__Exercise instructions__. Copy out each line in the material below that has the word "classes".

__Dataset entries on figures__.
==================================================

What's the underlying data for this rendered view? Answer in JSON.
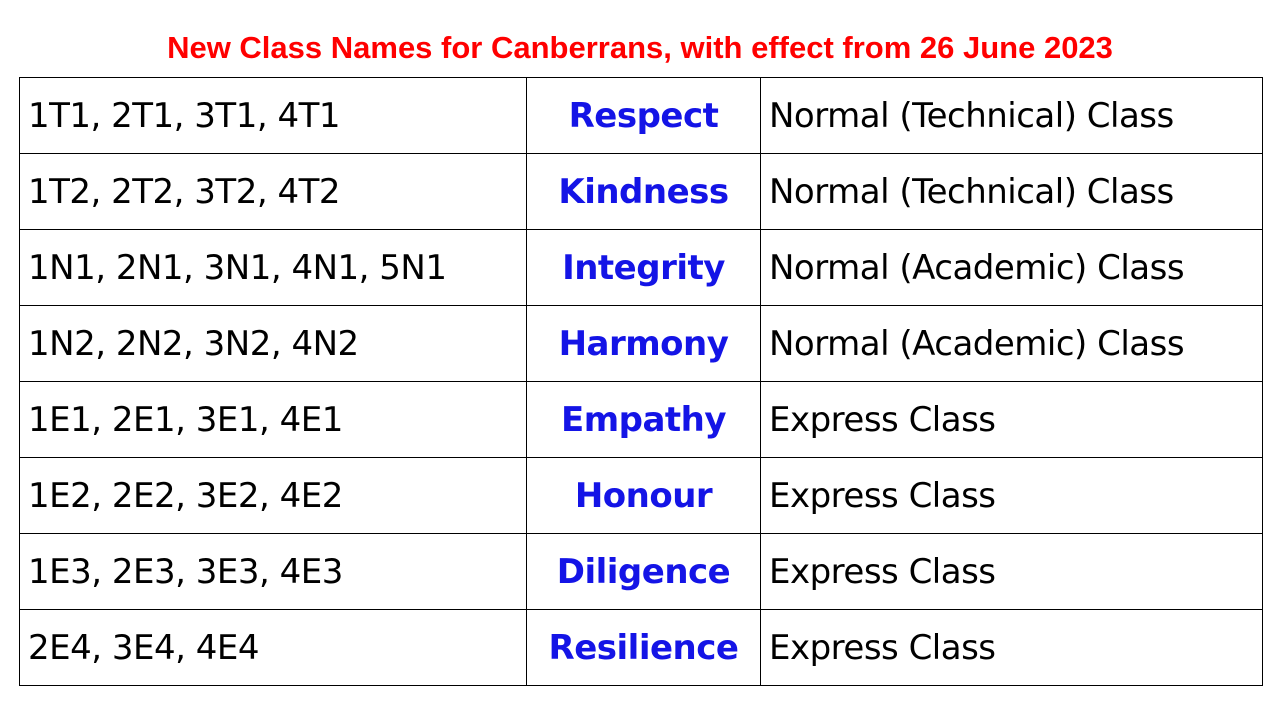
{
  "title": "New Class Names for Canberrans, with effect from 26 June 2023",
  "colors": {
    "title": "#ff0000",
    "class_name": "#1414e6",
    "text": "#000000",
    "border": "#000000"
  },
  "rows": [
    {
      "classes": "1T1, 2T1, 3T1, 4T1",
      "name": "Respect",
      "type": "Normal (Technical) Class"
    },
    {
      "classes": "1T2, 2T2, 3T2, 4T2",
      "name": "Kindness",
      "type": "Normal (Technical) Class"
    },
    {
      "classes": "1N1, 2N1, 3N1, 4N1, 5N1",
      "name": "Integrity",
      "type": "Normal (Academic) Class"
    },
    {
      "classes": "1N2, 2N2, 3N2, 4N2",
      "name": "Harmony",
      "type": "Normal (Academic) Class"
    },
    {
      "classes": "1E1, 2E1, 3E1, 4E1",
      "name": "Empathy",
      "type": "Express Class"
    },
    {
      "classes": "1E2, 2E2, 3E2, 4E2",
      "name": "Honour",
      "type": "Express Class"
    },
    {
      "classes": "1E3, 2E3, 3E3, 4E3",
      "name": "Diligence",
      "type": "Express Class"
    },
    {
      "classes": "2E4, 3E4, 4E4",
      "name": "Resilience",
      "type": "Express Class"
    }
  ]
}
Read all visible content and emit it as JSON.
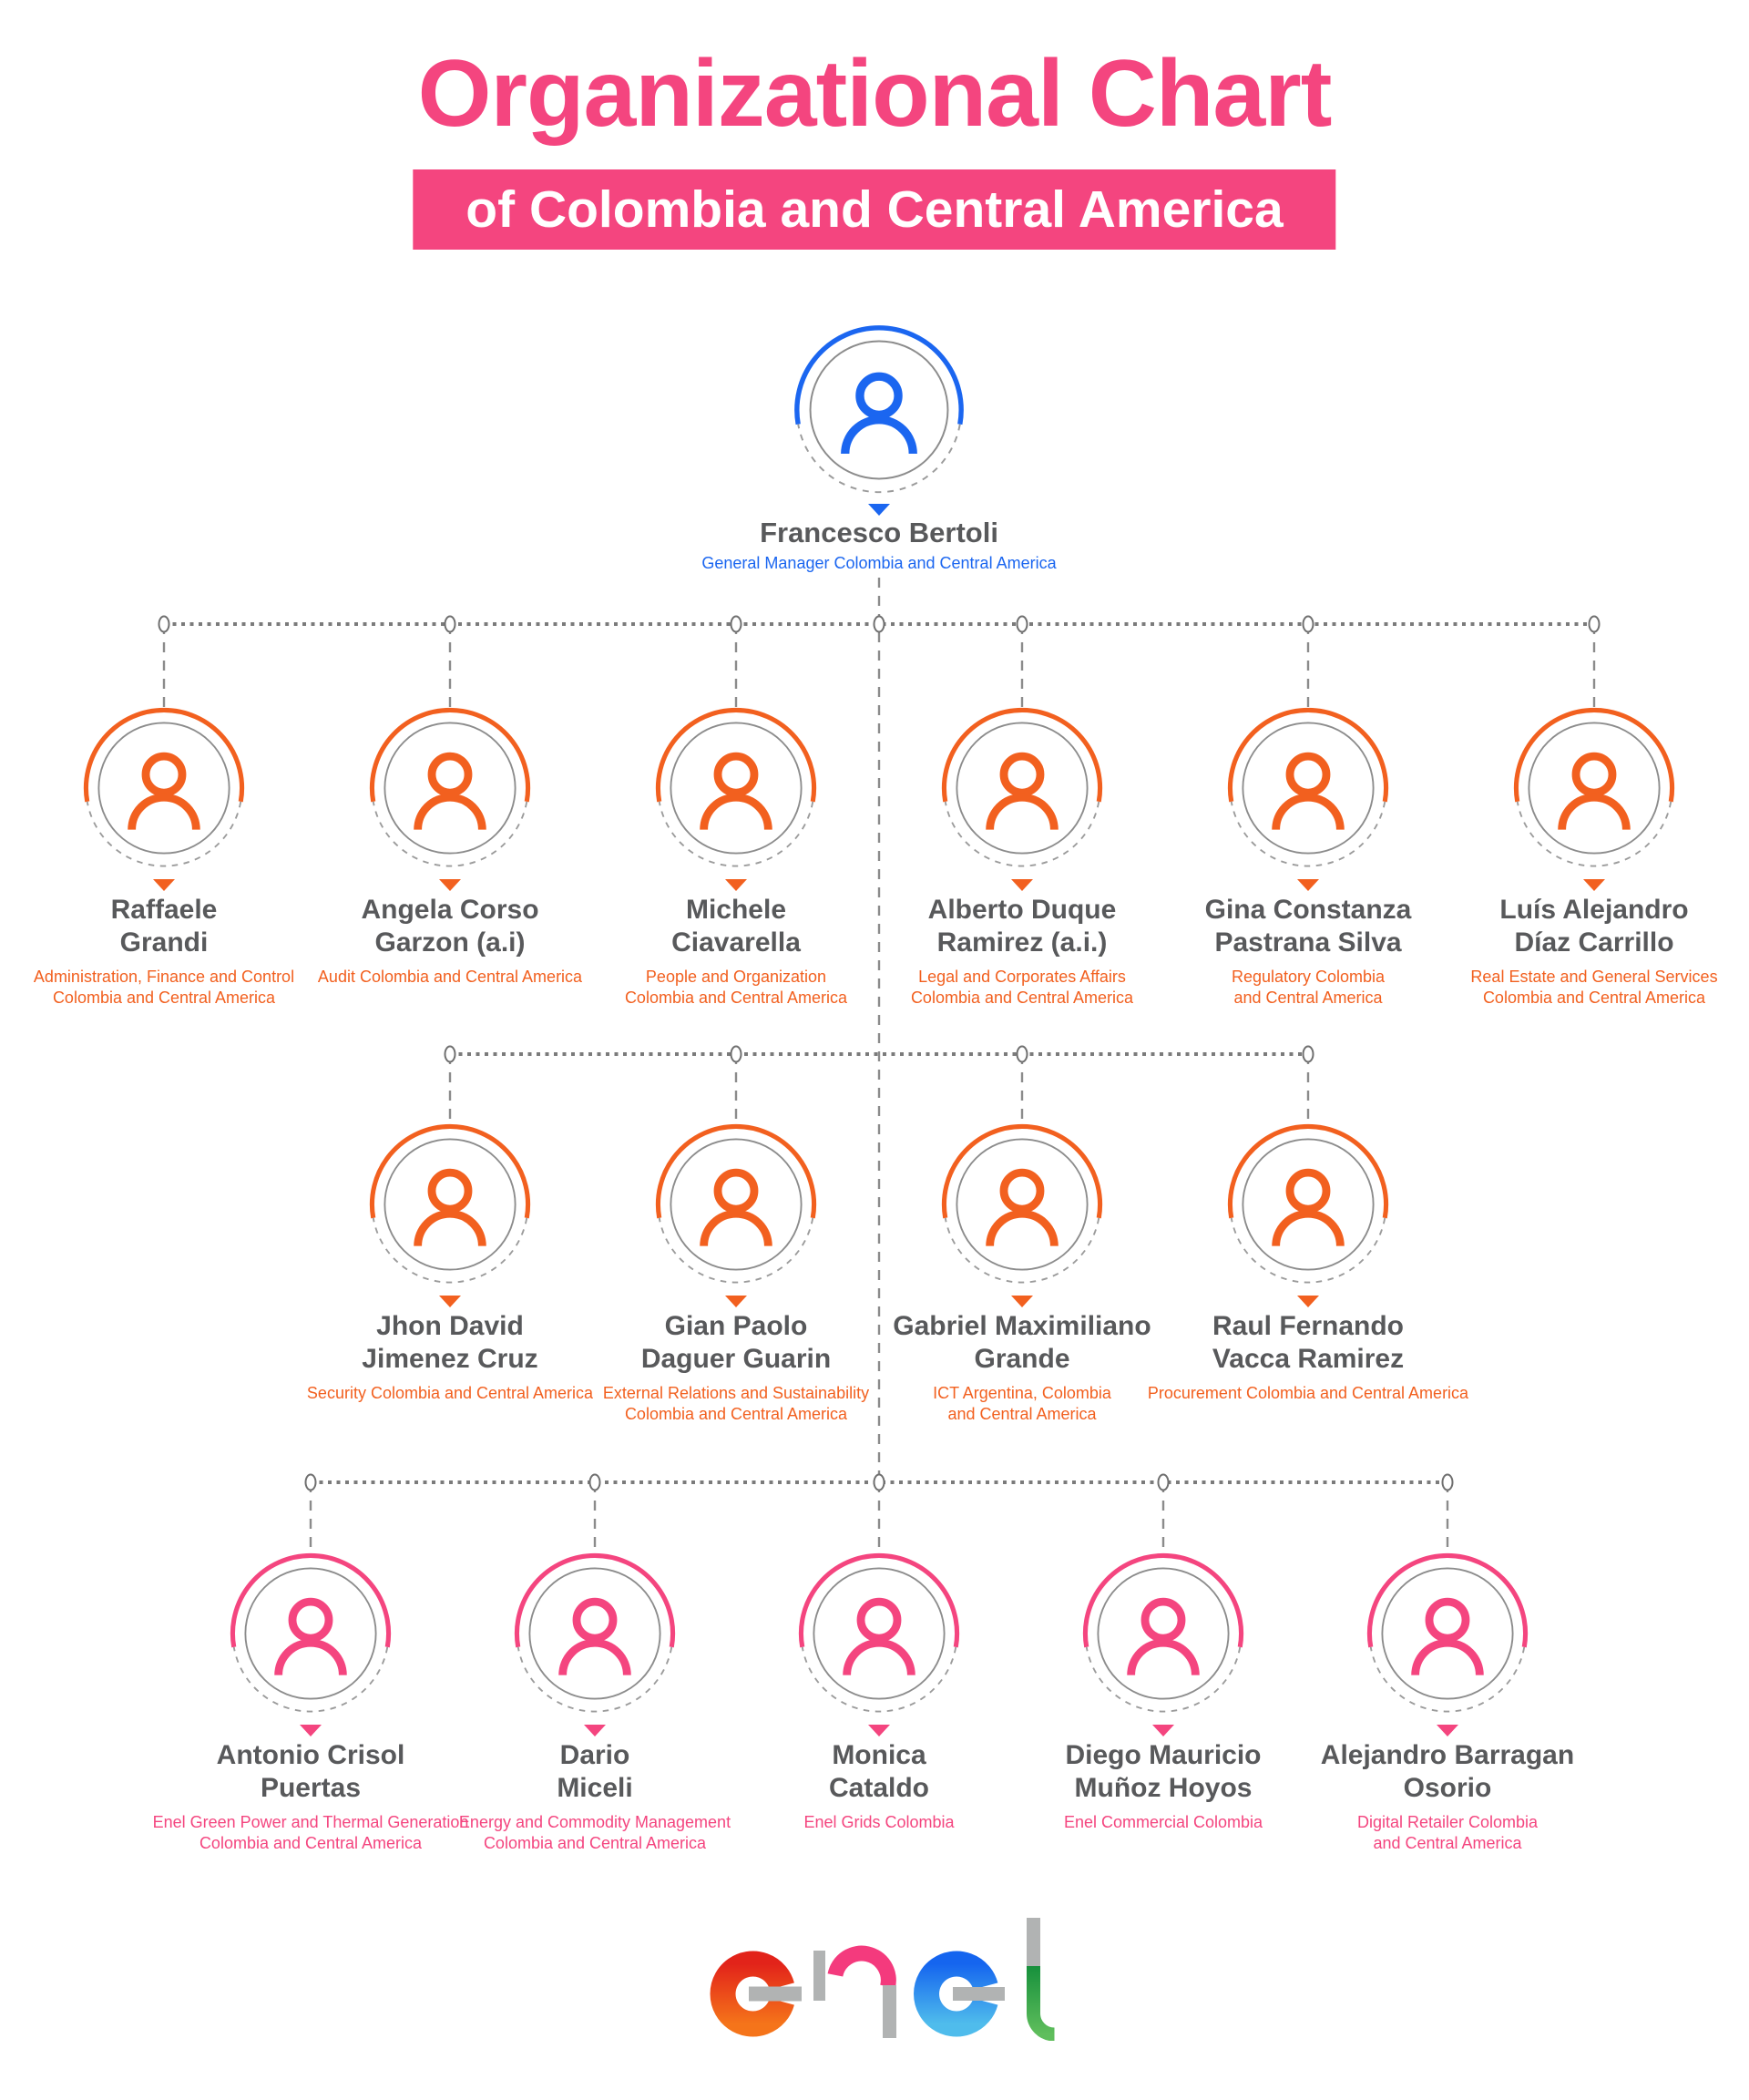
{
  "header": {
    "title": "Organizational Chart",
    "subtitle": "of Colombia and Central America"
  },
  "colors": {
    "pink": "#F4457F",
    "orange": "#F2601F",
    "blue": "#1B66F0",
    "name_gray": "#58595B",
    "line_gray": "#7B7B7B",
    "ring_gray": "#8C8C8C"
  },
  "root": {
    "name": "Francesco Bertoli",
    "role": "General Manager Colombia and Central America",
    "accent": "blue"
  },
  "rows": [
    {
      "accent": "orange",
      "members": [
        {
          "name": "Raffaele\nGrandi",
          "role": "Administration, Finance and Control\nColombia and Central America"
        },
        {
          "name": "Angela Corso\nGarzon (a.i)",
          "role": "Audit Colombia and Central America"
        },
        {
          "name": "Michele\nCiavarella",
          "role": "People and Organization\nColombia and Central America"
        },
        {
          "name": "Alberto Duque\nRamirez (a.i.)",
          "role": "Legal and Corporates Affairs\nColombia and Central America"
        },
        {
          "name": "Gina Constanza\nPastrana Silva",
          "role": "Regulatory Colombia\nand Central America"
        },
        {
          "name": "Luís Alejandro\nDíaz Carrillo",
          "role": "Real Estate and General Services\nColombia and Central America"
        }
      ]
    },
    {
      "accent": "orange",
      "members": [
        {
          "name": "Jhon David\nJimenez Cruz",
          "role": "Security Colombia and Central America"
        },
        {
          "name": "Gian Paolo\nDaguer Guarin",
          "role": "External Relations and Sustainability\nColombia and Central America"
        },
        {
          "name": "Gabriel Maximiliano\nGrande",
          "role": "ICT Argentina, Colombia\nand Central America"
        },
        {
          "name": "Raul Fernando\nVacca Ramirez",
          "role": "Procurement Colombia and Central America"
        }
      ]
    },
    {
      "accent": "pink",
      "members": [
        {
          "name": "Antonio Crisol\nPuertas",
          "role": "Enel Green Power and Thermal Generation\nColombia and Central America"
        },
        {
          "name": "Dario\nMiceli",
          "role": "Energy and Commodity Management\nColombia and Central America"
        },
        {
          "name": "Monica\nCataldo",
          "role": "Enel Grids Colombia"
        },
        {
          "name": "Diego Mauricio\nMuñoz Hoyos",
          "role": "Enel Commercial Colombia"
        },
        {
          "name": "Alejandro Barragan\nOsorio",
          "role": "Digital Retailer Colombia\nand Central America"
        }
      ]
    }
  ],
  "logo": {
    "alt": "enel",
    "colors": {
      "gray": "#B1B3B3",
      "e1_top": "#E2231A",
      "e1_bottom": "#F5741A",
      "n_pink": "#F43A7D",
      "e2_top": "#1565EF",
      "e2_bottom": "#4FBCEC",
      "l_green_top": "#17903C",
      "l_green_bottom": "#5FBE5C"
    }
  }
}
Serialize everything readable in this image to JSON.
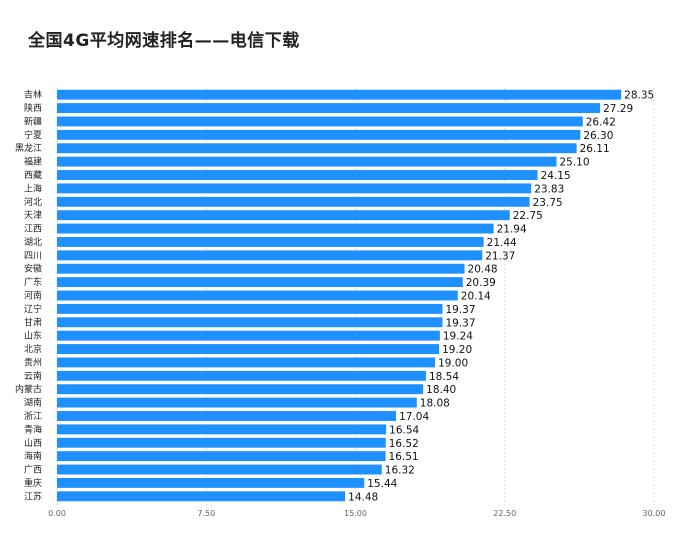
{
  "chart_data": {
    "type": "bar",
    "orientation": "horizontal",
    "title": "全国4G平均网速排名——电信下载",
    "xlabel": "",
    "ylabel": "",
    "xlim": [
      0,
      30
    ],
    "ticks": [
      "0.00",
      "7.50",
      "15.00",
      "22.50",
      "30.00"
    ],
    "grid": "vertical dotted",
    "bar_color": "#1e90ff",
    "categories": [
      "吉林",
      "陕西",
      "新疆",
      "宁夏",
      "黑龙江",
      "福建",
      "西藏",
      "上海",
      "河北",
      "天津",
      "江西",
      "湖北",
      "四川",
      "安徽",
      "广东",
      "河南",
      "辽宁",
      "甘肃",
      "山东",
      "北京",
      "贵州",
      "云南",
      "内蒙古",
      "湖南",
      "浙江",
      "青海",
      "山西",
      "海南",
      "广西",
      "重庆",
      "江苏"
    ],
    "values": [
      28.35,
      27.29,
      26.42,
      26.3,
      26.11,
      25.1,
      24.15,
      23.83,
      23.75,
      22.75,
      21.94,
      21.44,
      21.37,
      20.48,
      20.39,
      20.14,
      19.37,
      19.37,
      19.24,
      19.2,
      19.0,
      18.54,
      18.4,
      18.08,
      17.04,
      16.54,
      16.52,
      16.51,
      16.32,
      15.44,
      14.48
    ],
    "value_labels": [
      "28.35",
      "27.29",
      "26.42",
      "26.30",
      "26.11",
      "25.10",
      "24.15",
      "23.83",
      "23.75",
      "22.75",
      "21.94",
      "21.44",
      "21.37",
      "20.48",
      "20.39",
      "20.14",
      "19.37",
      "19.37",
      "19.24",
      "19.20",
      "19.00",
      "18.54",
      "18.40",
      "18.08",
      "17.04",
      "16.54",
      "16.52",
      "16.51",
      "16.32",
      "15.44",
      "14.48"
    ]
  }
}
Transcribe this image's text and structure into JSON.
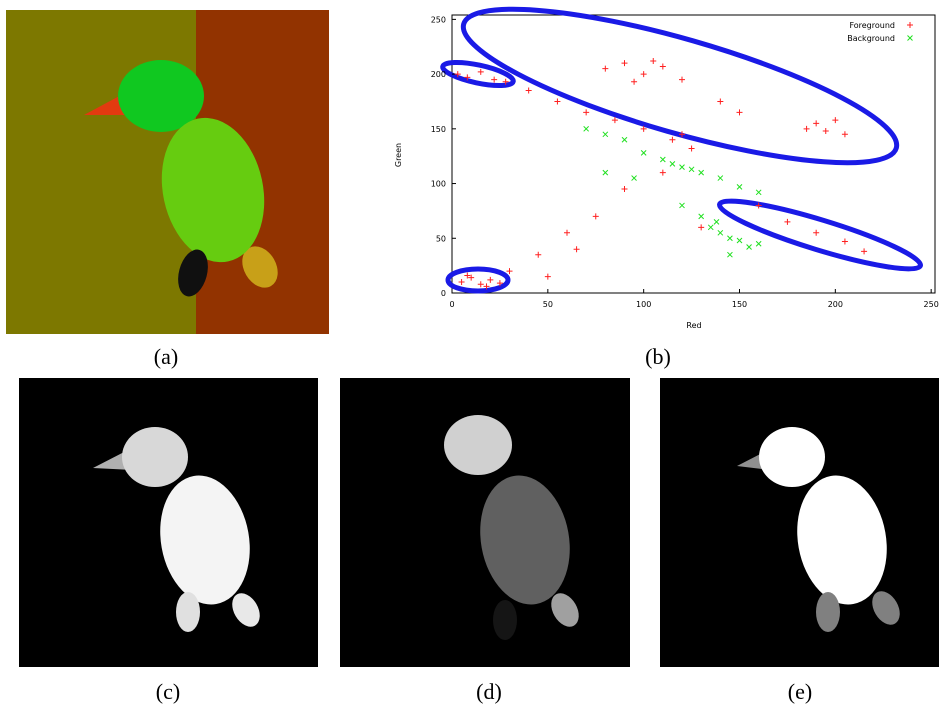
{
  "panel_labels": [
    "(a)",
    "(b)",
    "(c)",
    "(d)",
    "(e)"
  ],
  "chart_data": {
    "type": "scatter",
    "xlabel": "Red",
    "ylabel": "Green",
    "xlim": [
      0,
      252
    ],
    "ylim": [
      0,
      254
    ],
    "xticks": [
      0,
      50,
      100,
      150,
      200,
      250
    ],
    "yticks": [
      0,
      50,
      100,
      150,
      200,
      250
    ],
    "legend": "upper right",
    "series": [
      {
        "name": "Foreground",
        "color": "#ff2020",
        "marker": "+",
        "x": [
          5,
          10,
          15,
          20,
          25,
          8,
          18,
          3,
          8,
          15,
          22,
          28,
          40,
          55,
          70,
          85,
          100,
          115,
          125,
          80,
          90,
          100,
          110,
          120,
          95,
          105,
          185,
          190,
          195,
          200,
          205,
          160,
          175,
          190,
          205,
          215,
          30,
          45,
          60,
          75,
          90,
          110,
          130,
          50,
          65,
          140,
          150,
          120
        ],
        "values": [
          10,
          14,
          8,
          12,
          9,
          16,
          6,
          200,
          197,
          202,
          195,
          193,
          185,
          175,
          165,
          158,
          150,
          140,
          132,
          205,
          210,
          200,
          207,
          195,
          193,
          212,
          150,
          155,
          148,
          158,
          145,
          80,
          65,
          55,
          47,
          38,
          20,
          35,
          55,
          70,
          95,
          110,
          60,
          15,
          40,
          175,
          165,
          145
        ]
      },
      {
        "name": "Background",
        "color": "#20e020",
        "marker": "x",
        "x": [
          70,
          80,
          90,
          100,
          110,
          115,
          120,
          125,
          130,
          140,
          150,
          160,
          120,
          130,
          135,
          140,
          145,
          150,
          155,
          160,
          145,
          138,
          80,
          95
        ],
        "values": [
          150,
          145,
          140,
          128,
          122,
          118,
          115,
          113,
          110,
          105,
          97,
          92,
          80,
          70,
          60,
          55,
          50,
          48,
          42,
          45,
          35,
          65,
          110,
          105
        ]
      }
    ]
  }
}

==================================================

__Response to the task__.
      "classes": "1T1, 2T1, 3T1, 4T1",
      "classes": "1T2, 2T2, 3T2, 4T2",
      "classes": "1N1, 2N1, 3N1, 4N1, 5N1",
      "classes": "1N2, 2N2, 3N2, 4N2",
      "classes": "1E1, 2E1, 3E1, 4E1",
      "classes": "1E2, 2E2, 3E2, 4E2",
      "classes": "1E3, 2E3, 3E3, 4E3",
      "classes": "2E4, 3E4, 4E4",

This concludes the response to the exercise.